▸ Exercise
Copy the lines that follow, keeping every character the same.

▸ Provided records
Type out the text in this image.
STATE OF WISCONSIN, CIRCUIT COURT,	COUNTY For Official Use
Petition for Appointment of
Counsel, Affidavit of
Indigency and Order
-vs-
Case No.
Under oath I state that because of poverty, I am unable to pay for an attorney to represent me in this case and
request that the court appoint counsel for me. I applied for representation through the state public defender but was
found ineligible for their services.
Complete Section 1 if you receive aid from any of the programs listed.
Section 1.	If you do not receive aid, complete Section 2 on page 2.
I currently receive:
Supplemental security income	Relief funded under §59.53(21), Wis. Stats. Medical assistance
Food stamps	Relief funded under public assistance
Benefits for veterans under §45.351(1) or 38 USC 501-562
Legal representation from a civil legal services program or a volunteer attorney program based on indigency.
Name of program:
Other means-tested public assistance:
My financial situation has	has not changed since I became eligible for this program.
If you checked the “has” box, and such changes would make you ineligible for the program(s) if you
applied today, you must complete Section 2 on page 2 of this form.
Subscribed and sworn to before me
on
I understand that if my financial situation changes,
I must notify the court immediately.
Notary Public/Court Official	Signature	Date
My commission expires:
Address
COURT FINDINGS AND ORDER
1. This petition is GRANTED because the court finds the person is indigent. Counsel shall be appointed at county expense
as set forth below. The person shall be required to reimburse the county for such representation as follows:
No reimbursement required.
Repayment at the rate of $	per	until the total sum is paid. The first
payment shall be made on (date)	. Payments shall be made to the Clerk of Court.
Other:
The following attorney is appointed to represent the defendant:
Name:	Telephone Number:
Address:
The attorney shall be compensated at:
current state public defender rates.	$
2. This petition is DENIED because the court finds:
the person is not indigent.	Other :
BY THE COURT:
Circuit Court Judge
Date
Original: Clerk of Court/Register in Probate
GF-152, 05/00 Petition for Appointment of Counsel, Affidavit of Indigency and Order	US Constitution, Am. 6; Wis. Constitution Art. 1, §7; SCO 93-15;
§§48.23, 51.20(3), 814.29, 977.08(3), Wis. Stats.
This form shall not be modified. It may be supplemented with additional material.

▸ Result of this exercise
Type out the text in this image.
STATE OF WISCONSIN, CIRCUIT COURT,	COUNTY For Official Use
Petition for Appointment of
Counsel, Affidavit of
Indigency and Order
-vs-
Case No.
Under oath I state that because of poverty, I am unable to pay for an attorney to represent me in this case and
request that the court appoint counsel for me. I applied for representation through the state public defender but was
found ineligible for their services.
Complete Section 1 if you receive aid from any of the programs listed.
Section 1.	If you do not receive aid, complete Section 2 on page 2.
I currently receive:
Supplemental security income	Relief funded under §59.53(21), Wis. Stats. Medical assistance
Food stamps	Relief funded under public assistance
Benefits for veterans under §45.351(1) or 38 USC 501-562
Legal representation from a civil legal services program or a volunteer attorney program based on indigency.
Name of program:
Other means-tested public assistance:
My financial situation has	has not changed since I became eligible for this program.
If you checked the “has” box, and such changes would make you ineligible for the program(s) if you
applied today, you must complete Section 2 on page 2 of this form.
Subscribed and sworn to before me
on
I understand that if my financial situation changes,
I must notify the court immediately.
Notary Public/Court Official	Signature	Date
My commission expires:
Address
COURT FINDINGS AND ORDER
1. This petition is GRANTED because the court finds the person is indigent. Counsel shall be appointed at county expense
as set forth below. The person shall be required to reimburse the county for such representation as follows:
No reimbursement required.
Repayment at the rate of $	per	until the total sum is paid. The first
payment shall be made on (date)	. Payments shall be made to the Clerk of Court.
Other:
The following attorney is appointed to represent the defendant:
Name:	Telephone Number:
Address:
The attorney shall be compensated at:
current state public defender rates.	$
2. This petition is DENIED because the court finds:
the person is not indigent.	Other :
BY THE COURT:
Circuit Court Judge
Date
Original: Clerk of Court/Register in Probate
GF-152, 05/00 Petition for Appointment of Counsel, Affidavit of Indigency and Order	US Constitution, Am. 6; Wis. Constitution Art. 1, §7; SCO 93-15;
§§48.23, 51.20(3), 814.29, 977.08(3), Wis. Stats.
This form shall not be modified. It may be supplemented with additional material.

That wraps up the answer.